Saved data entries
------------------------------------
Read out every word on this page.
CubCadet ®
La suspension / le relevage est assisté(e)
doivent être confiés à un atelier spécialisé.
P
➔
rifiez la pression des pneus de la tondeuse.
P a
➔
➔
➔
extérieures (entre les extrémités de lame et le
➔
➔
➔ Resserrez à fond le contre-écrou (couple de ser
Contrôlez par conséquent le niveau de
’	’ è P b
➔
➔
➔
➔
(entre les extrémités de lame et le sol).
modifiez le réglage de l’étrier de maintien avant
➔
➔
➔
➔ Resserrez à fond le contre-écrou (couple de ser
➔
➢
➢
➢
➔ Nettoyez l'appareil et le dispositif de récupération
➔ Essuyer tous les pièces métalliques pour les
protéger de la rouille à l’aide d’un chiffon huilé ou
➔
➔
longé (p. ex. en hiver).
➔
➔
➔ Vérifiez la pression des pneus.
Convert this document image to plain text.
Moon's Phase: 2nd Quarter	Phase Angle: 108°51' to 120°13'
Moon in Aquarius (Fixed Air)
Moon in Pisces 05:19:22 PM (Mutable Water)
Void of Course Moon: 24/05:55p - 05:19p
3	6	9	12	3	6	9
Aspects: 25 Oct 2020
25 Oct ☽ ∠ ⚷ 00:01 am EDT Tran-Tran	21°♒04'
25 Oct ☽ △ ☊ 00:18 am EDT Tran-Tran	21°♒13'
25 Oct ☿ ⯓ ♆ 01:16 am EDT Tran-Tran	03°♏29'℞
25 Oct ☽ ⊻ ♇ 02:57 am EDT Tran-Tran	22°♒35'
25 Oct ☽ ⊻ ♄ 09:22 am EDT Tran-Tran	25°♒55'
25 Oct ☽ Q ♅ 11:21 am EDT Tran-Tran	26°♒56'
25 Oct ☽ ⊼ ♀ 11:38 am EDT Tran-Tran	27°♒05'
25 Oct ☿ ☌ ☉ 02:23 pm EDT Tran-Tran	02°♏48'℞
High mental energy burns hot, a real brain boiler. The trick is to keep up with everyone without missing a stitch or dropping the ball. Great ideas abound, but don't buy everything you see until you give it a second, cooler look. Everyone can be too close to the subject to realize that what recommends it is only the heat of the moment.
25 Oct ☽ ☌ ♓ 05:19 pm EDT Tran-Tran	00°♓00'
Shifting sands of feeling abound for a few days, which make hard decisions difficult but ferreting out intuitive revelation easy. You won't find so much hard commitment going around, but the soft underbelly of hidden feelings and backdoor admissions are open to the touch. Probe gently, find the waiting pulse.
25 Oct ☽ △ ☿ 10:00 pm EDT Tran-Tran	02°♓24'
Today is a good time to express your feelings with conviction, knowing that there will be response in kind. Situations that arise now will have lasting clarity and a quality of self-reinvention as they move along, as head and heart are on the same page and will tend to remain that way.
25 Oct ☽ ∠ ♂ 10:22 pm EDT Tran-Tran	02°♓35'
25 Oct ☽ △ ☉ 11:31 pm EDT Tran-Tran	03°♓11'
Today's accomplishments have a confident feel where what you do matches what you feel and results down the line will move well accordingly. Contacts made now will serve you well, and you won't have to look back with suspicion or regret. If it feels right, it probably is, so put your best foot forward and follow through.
------------------------------------
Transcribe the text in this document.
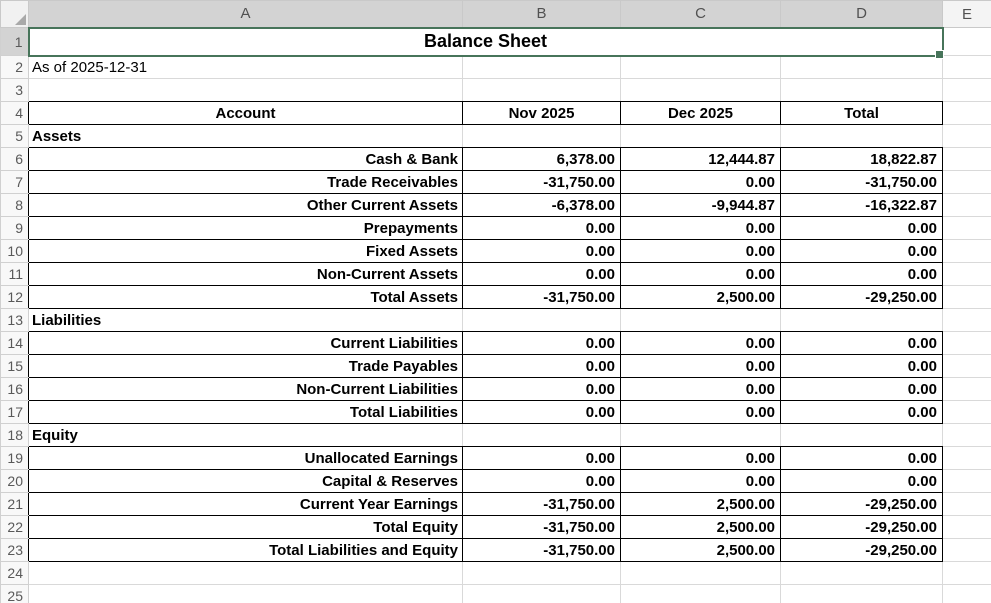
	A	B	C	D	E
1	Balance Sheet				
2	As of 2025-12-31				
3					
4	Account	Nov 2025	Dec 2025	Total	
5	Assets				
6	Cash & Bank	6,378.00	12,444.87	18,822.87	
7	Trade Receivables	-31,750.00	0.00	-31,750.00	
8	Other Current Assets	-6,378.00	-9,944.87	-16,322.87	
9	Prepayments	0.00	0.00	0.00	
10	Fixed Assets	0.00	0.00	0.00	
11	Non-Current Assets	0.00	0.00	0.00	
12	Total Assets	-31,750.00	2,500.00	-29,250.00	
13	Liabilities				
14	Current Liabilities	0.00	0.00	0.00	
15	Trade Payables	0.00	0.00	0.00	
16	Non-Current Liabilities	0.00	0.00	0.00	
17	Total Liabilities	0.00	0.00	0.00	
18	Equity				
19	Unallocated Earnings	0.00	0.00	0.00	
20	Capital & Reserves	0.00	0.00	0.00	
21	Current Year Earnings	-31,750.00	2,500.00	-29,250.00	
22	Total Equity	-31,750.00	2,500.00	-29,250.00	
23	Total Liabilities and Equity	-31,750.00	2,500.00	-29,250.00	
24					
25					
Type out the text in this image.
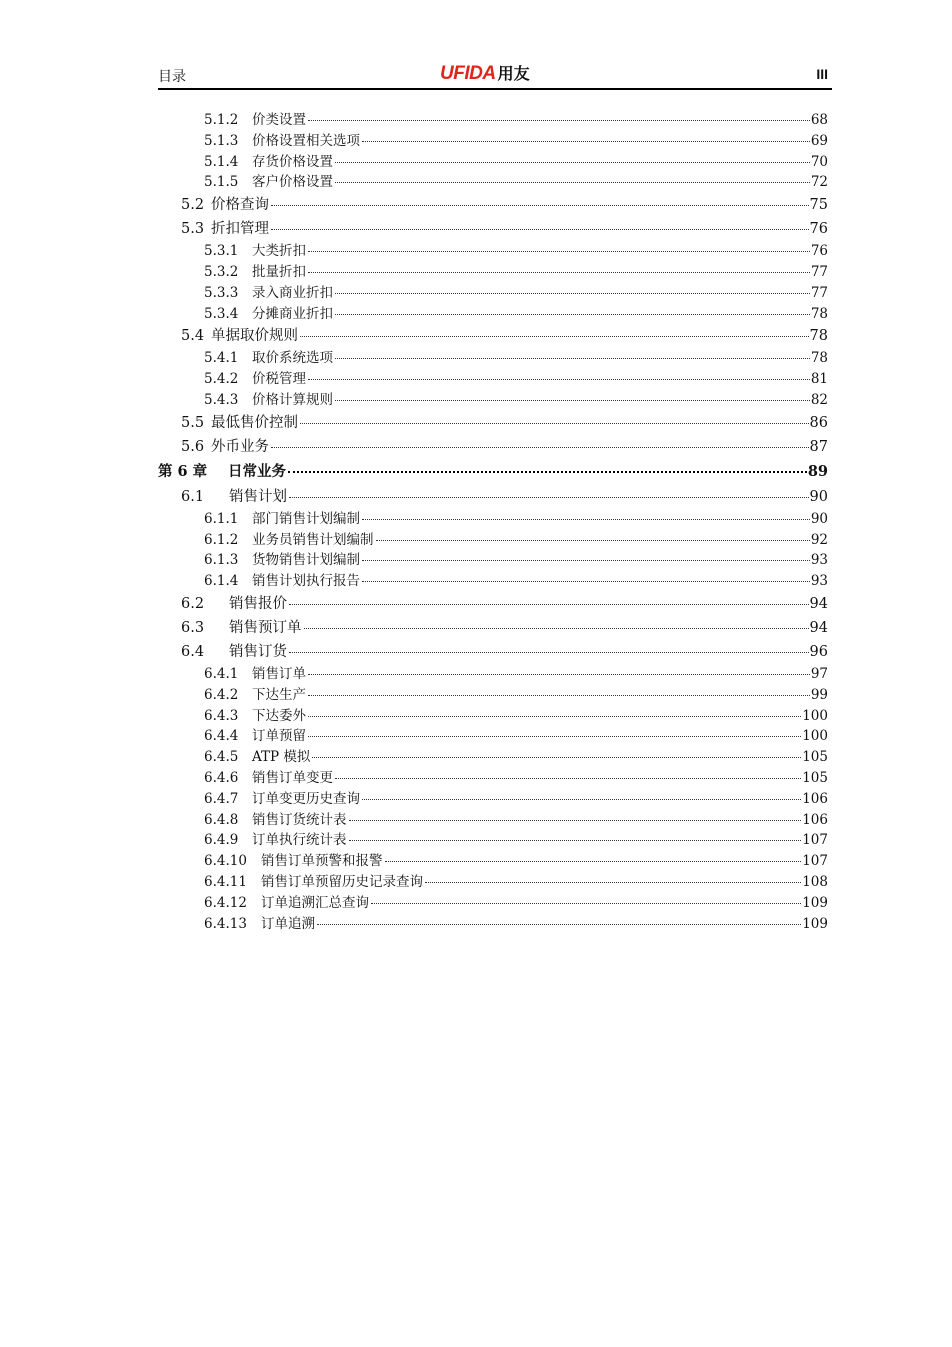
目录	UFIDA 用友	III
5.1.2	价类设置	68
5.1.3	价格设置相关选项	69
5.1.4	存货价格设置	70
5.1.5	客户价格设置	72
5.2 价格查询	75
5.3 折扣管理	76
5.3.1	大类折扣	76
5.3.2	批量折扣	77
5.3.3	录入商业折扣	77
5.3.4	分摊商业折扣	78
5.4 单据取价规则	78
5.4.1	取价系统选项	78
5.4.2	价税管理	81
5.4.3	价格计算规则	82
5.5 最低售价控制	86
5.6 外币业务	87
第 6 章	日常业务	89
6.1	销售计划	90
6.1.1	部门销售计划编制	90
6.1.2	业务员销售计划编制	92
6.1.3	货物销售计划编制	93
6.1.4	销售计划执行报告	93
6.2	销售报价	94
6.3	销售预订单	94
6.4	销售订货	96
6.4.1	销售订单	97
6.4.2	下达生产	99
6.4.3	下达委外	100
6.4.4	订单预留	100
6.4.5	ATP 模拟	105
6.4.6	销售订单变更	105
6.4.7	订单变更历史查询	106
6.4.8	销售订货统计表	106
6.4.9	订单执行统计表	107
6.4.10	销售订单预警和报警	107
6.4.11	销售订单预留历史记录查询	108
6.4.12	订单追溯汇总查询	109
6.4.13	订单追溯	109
------------------------------------
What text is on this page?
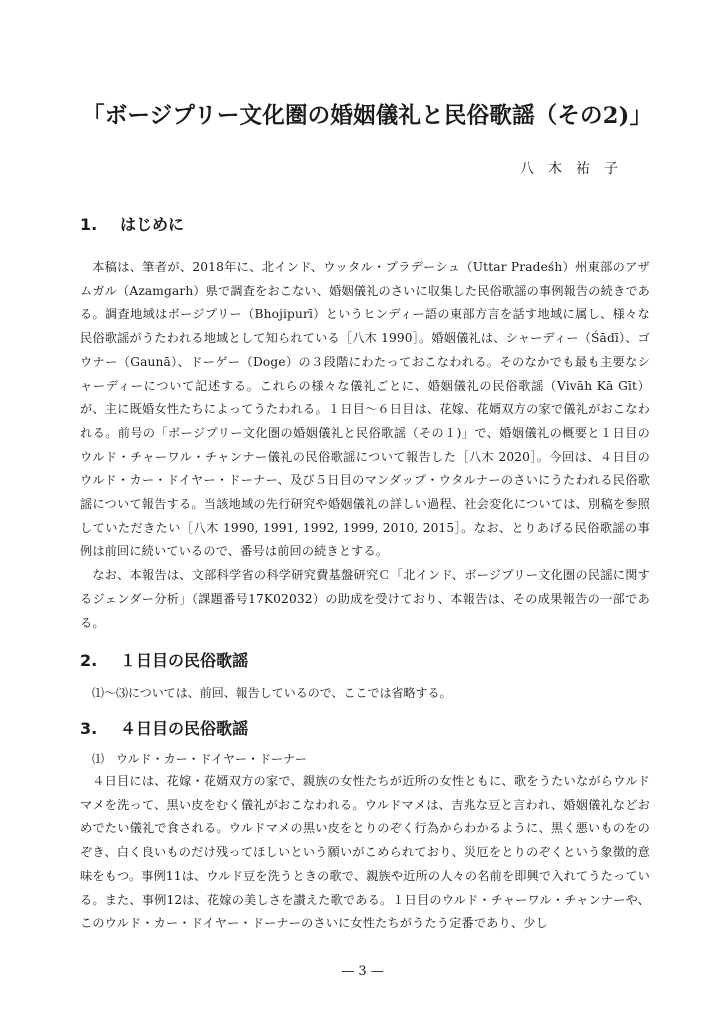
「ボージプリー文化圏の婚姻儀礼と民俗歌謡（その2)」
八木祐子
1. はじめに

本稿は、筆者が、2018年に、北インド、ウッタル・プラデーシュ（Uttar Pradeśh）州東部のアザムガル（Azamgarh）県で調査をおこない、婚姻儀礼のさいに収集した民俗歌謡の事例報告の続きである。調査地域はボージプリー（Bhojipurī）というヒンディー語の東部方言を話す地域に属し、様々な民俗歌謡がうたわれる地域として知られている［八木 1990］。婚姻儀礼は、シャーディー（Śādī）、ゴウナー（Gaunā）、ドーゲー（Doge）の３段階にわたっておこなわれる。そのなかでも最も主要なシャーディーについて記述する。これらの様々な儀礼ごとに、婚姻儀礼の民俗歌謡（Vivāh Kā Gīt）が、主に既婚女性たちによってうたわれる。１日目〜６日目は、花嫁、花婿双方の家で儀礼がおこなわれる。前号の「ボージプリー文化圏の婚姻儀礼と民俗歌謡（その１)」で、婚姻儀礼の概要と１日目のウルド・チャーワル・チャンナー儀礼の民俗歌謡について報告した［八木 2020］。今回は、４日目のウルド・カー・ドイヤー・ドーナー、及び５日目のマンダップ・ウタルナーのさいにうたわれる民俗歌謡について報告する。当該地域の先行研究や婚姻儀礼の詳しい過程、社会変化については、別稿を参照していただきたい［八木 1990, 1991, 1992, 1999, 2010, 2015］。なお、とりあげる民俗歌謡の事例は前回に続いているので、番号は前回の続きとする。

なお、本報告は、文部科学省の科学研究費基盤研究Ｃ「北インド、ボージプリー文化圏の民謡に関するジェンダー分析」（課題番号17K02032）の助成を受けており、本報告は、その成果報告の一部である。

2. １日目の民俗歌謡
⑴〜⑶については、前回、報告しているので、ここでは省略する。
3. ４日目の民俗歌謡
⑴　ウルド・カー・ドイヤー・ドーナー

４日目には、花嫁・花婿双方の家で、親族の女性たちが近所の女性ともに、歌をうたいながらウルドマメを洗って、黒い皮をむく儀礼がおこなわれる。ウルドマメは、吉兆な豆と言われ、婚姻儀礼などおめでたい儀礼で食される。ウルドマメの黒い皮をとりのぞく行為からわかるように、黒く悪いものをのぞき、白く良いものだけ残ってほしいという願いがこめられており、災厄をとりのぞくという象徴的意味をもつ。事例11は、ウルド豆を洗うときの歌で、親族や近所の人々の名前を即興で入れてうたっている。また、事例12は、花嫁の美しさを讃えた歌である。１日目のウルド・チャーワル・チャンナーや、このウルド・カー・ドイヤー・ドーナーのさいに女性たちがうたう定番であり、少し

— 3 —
------------------------------------
The task:
Of the lines in the records, determine how many contain the word "abound", and report that number alone.

Solution to the problem:
2